## Start Dataset records
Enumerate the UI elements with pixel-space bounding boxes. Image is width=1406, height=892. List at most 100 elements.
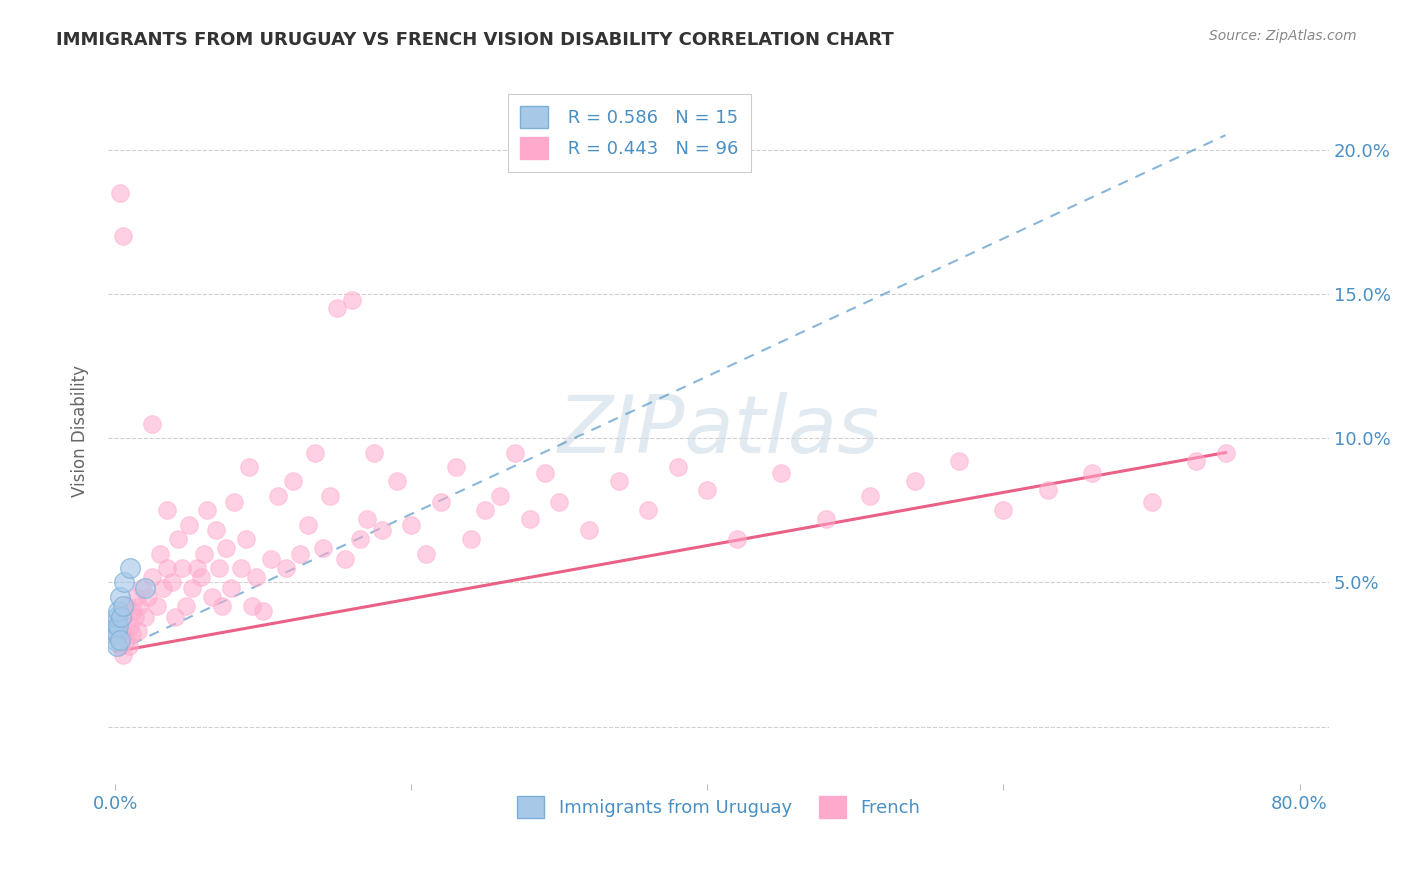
Point bbox=[179, 517, 201, 532]
Point bbox=[114, 633, 136, 648]
Point bbox=[108, 633, 131, 648]
Point bbox=[125, 590, 148, 604]
Point bbox=[120, 561, 142, 575]
Point bbox=[430, 494, 453, 508]
Point bbox=[146, 599, 169, 613]
Point bbox=[152, 581, 174, 595]
Point bbox=[385, 475, 408, 489]
Point bbox=[607, 475, 630, 489]
Point bbox=[503, 445, 526, 459]
Point bbox=[104, 615, 127, 630]
Point bbox=[127, 624, 149, 639]
Point bbox=[948, 454, 970, 468]
Y-axis label: Vision Disability: Vision Disability bbox=[72, 365, 89, 497]
Point bbox=[274, 561, 297, 575]
Point bbox=[112, 610, 135, 624]
Point bbox=[1081, 466, 1104, 480]
Point bbox=[489, 489, 512, 503]
Point bbox=[219, 581, 242, 595]
Point bbox=[240, 599, 263, 613]
Point bbox=[904, 475, 927, 489]
Point bbox=[156, 561, 179, 575]
Point bbox=[105, 627, 128, 641]
Point bbox=[267, 489, 290, 503]
Point bbox=[548, 494, 571, 508]
Point bbox=[696, 483, 718, 497]
Point bbox=[110, 610, 132, 624]
Point bbox=[349, 532, 371, 546]
Point bbox=[200, 590, 222, 604]
Point bbox=[104, 633, 127, 648]
Point bbox=[297, 517, 319, 532]
Point bbox=[342, 293, 364, 307]
Point bbox=[170, 561, 193, 575]
Point bbox=[235, 532, 257, 546]
Text: Source: ZipAtlas.com: Source: ZipAtlas.com bbox=[1209, 29, 1357, 43]
Point bbox=[107, 604, 129, 618]
Point bbox=[115, 599, 138, 613]
Point bbox=[124, 610, 146, 624]
Point bbox=[1215, 445, 1237, 459]
Point bbox=[110, 627, 132, 641]
Point bbox=[637, 503, 659, 517]
Point bbox=[141, 569, 163, 583]
Point bbox=[176, 599, 198, 613]
Point bbox=[118, 639, 141, 653]
Point bbox=[859, 489, 882, 503]
Point bbox=[725, 532, 748, 546]
Point bbox=[134, 610, 156, 624]
Point bbox=[190, 569, 212, 583]
Point bbox=[108, 590, 131, 604]
Point bbox=[208, 561, 231, 575]
Point bbox=[131, 581, 153, 595]
Point bbox=[149, 547, 172, 561]
Point bbox=[128, 599, 150, 613]
Point bbox=[141, 417, 163, 431]
Point bbox=[107, 618, 129, 632]
Point bbox=[238, 460, 260, 475]
Point bbox=[578, 524, 600, 538]
Point bbox=[260, 552, 283, 566]
Point bbox=[215, 541, 238, 555]
Point bbox=[195, 503, 218, 517]
Point bbox=[460, 532, 482, 546]
Point bbox=[319, 489, 342, 503]
Point bbox=[108, 186, 131, 200]
Point bbox=[160, 575, 183, 590]
Legend: Immigrants from Uruguay, French: Immigrants from Uruguay, French bbox=[510, 789, 928, 825]
Point bbox=[290, 547, 312, 561]
Point bbox=[371, 524, 394, 538]
Point bbox=[163, 610, 186, 624]
Point bbox=[281, 475, 304, 489]
Point bbox=[770, 466, 793, 480]
Point bbox=[993, 503, 1015, 517]
Point bbox=[474, 503, 496, 517]
Point bbox=[120, 618, 142, 632]
Point bbox=[1036, 483, 1059, 497]
Point bbox=[136, 590, 159, 604]
Point bbox=[156, 503, 179, 517]
Point bbox=[122, 604, 145, 618]
Point bbox=[193, 547, 215, 561]
Point bbox=[415, 547, 437, 561]
Point bbox=[245, 569, 267, 583]
Point bbox=[333, 552, 356, 566]
Text: IMMIGRANTS FROM URUGUAY VS FRENCH VISION DISABILITY CORRELATION CHART: IMMIGRANTS FROM URUGUAY VS FRENCH VISION… bbox=[56, 31, 894, 49]
Point bbox=[105, 639, 128, 653]
Point bbox=[211, 599, 233, 613]
Point bbox=[104, 624, 127, 639]
Point bbox=[444, 460, 467, 475]
Point bbox=[222, 494, 245, 508]
Text: ZIPatlas: ZIPatlas bbox=[558, 392, 880, 470]
Point bbox=[356, 512, 378, 526]
Point bbox=[326, 301, 349, 316]
Point bbox=[108, 639, 131, 653]
Point bbox=[111, 229, 134, 244]
Point bbox=[1140, 494, 1163, 508]
Point bbox=[181, 581, 204, 595]
Point bbox=[363, 445, 385, 459]
Point bbox=[111, 648, 134, 662]
Point bbox=[1185, 454, 1208, 468]
Point bbox=[121, 627, 143, 641]
Point bbox=[186, 561, 208, 575]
## End Dataset records
Instruction.
Return every line of the entries above word for word, leaving the picture out of your answer.

Correct answer.
Enumerate the UI elements with pixel-space bounding boxes. Image is width=1406, height=892. List at most 100 elements.
Point bbox=[179, 517, 201, 532]
Point bbox=[114, 633, 136, 648]
Point bbox=[108, 633, 131, 648]
Point bbox=[125, 590, 148, 604]
Point bbox=[120, 561, 142, 575]
Point bbox=[430, 494, 453, 508]
Point bbox=[146, 599, 169, 613]
Point bbox=[152, 581, 174, 595]
Point bbox=[385, 475, 408, 489]
Point bbox=[607, 475, 630, 489]
Point bbox=[503, 445, 526, 459]
Point bbox=[104, 615, 127, 630]
Point bbox=[127, 624, 149, 639]
Point bbox=[948, 454, 970, 468]
Y-axis label: Vision Disability: Vision Disability bbox=[72, 365, 89, 497]
Point bbox=[274, 561, 297, 575]
Point bbox=[112, 610, 135, 624]
Point bbox=[1081, 466, 1104, 480]
Point bbox=[489, 489, 512, 503]
Point bbox=[219, 581, 242, 595]
Point bbox=[240, 599, 263, 613]
Point bbox=[904, 475, 927, 489]
Point bbox=[156, 561, 179, 575]
Point bbox=[105, 627, 128, 641]
Point bbox=[267, 489, 290, 503]
Point bbox=[548, 494, 571, 508]
Point bbox=[696, 483, 718, 497]
Point bbox=[110, 610, 132, 624]
Point bbox=[349, 532, 371, 546]
Point bbox=[200, 590, 222, 604]
Point bbox=[104, 633, 127, 648]
Point bbox=[297, 517, 319, 532]
Point bbox=[342, 293, 364, 307]
Point bbox=[170, 561, 193, 575]
Point bbox=[235, 532, 257, 546]
Text: Source: ZipAtlas.com: Source: ZipAtlas.com bbox=[1209, 29, 1357, 43]
Point bbox=[107, 604, 129, 618]
Point bbox=[115, 599, 138, 613]
Point bbox=[124, 610, 146, 624]
Point bbox=[1215, 445, 1237, 459]
Point bbox=[110, 627, 132, 641]
Point bbox=[637, 503, 659, 517]
Point bbox=[141, 569, 163, 583]
Point bbox=[176, 599, 198, 613]
Point bbox=[118, 639, 141, 653]
Point bbox=[859, 489, 882, 503]
Point bbox=[725, 532, 748, 546]
Point bbox=[134, 610, 156, 624]
Point bbox=[190, 569, 212, 583]
Point bbox=[108, 590, 131, 604]
Point bbox=[208, 561, 231, 575]
Point bbox=[131, 581, 153, 595]
Point bbox=[149, 547, 172, 561]
Point bbox=[128, 599, 150, 613]
Point bbox=[141, 417, 163, 431]
Point bbox=[107, 618, 129, 632]
Point bbox=[238, 460, 260, 475]
Point bbox=[578, 524, 600, 538]
Point bbox=[260, 552, 283, 566]
Point bbox=[215, 541, 238, 555]
Point bbox=[195, 503, 218, 517]
Point bbox=[460, 532, 482, 546]
Point bbox=[319, 489, 342, 503]
Point bbox=[108, 186, 131, 200]
Point bbox=[160, 575, 183, 590]
Legend: Immigrants from Uruguay, French: Immigrants from Uruguay, French bbox=[510, 789, 928, 825]
Point bbox=[290, 547, 312, 561]
Point bbox=[371, 524, 394, 538]
Point bbox=[163, 610, 186, 624]
Point bbox=[281, 475, 304, 489]
Point bbox=[770, 466, 793, 480]
Point bbox=[993, 503, 1015, 517]
Point bbox=[474, 503, 496, 517]
Point bbox=[120, 618, 142, 632]
Point bbox=[1036, 483, 1059, 497]
Point bbox=[136, 590, 159, 604]
Point bbox=[156, 503, 179, 517]
Point bbox=[122, 604, 145, 618]
Point bbox=[193, 547, 215, 561]
Point bbox=[415, 547, 437, 561]
Point bbox=[245, 569, 267, 583]
Point bbox=[333, 552, 356, 566]
Text: IMMIGRANTS FROM URUGUAY VS FRENCH VISION DISABILITY CORRELATION CHART: IMMIGRANTS FROM URUGUAY VS FRENCH VISION… bbox=[56, 31, 894, 49]
Point bbox=[105, 639, 128, 653]
Point bbox=[211, 599, 233, 613]
Point bbox=[104, 624, 127, 639]
Point bbox=[444, 460, 467, 475]
Point bbox=[222, 494, 245, 508]
Text: ZIPatlas: ZIPatlas bbox=[558, 392, 880, 470]
Point bbox=[356, 512, 378, 526]
Point bbox=[326, 301, 349, 316]
Point bbox=[108, 639, 131, 653]
Point bbox=[111, 229, 134, 244]
Point bbox=[1140, 494, 1163, 508]
Point bbox=[181, 581, 204, 595]
Point bbox=[363, 445, 385, 459]
Point bbox=[111, 648, 134, 662]
Point bbox=[1185, 454, 1208, 468]
Point bbox=[121, 627, 143, 641]
Point bbox=[186, 561, 208, 575]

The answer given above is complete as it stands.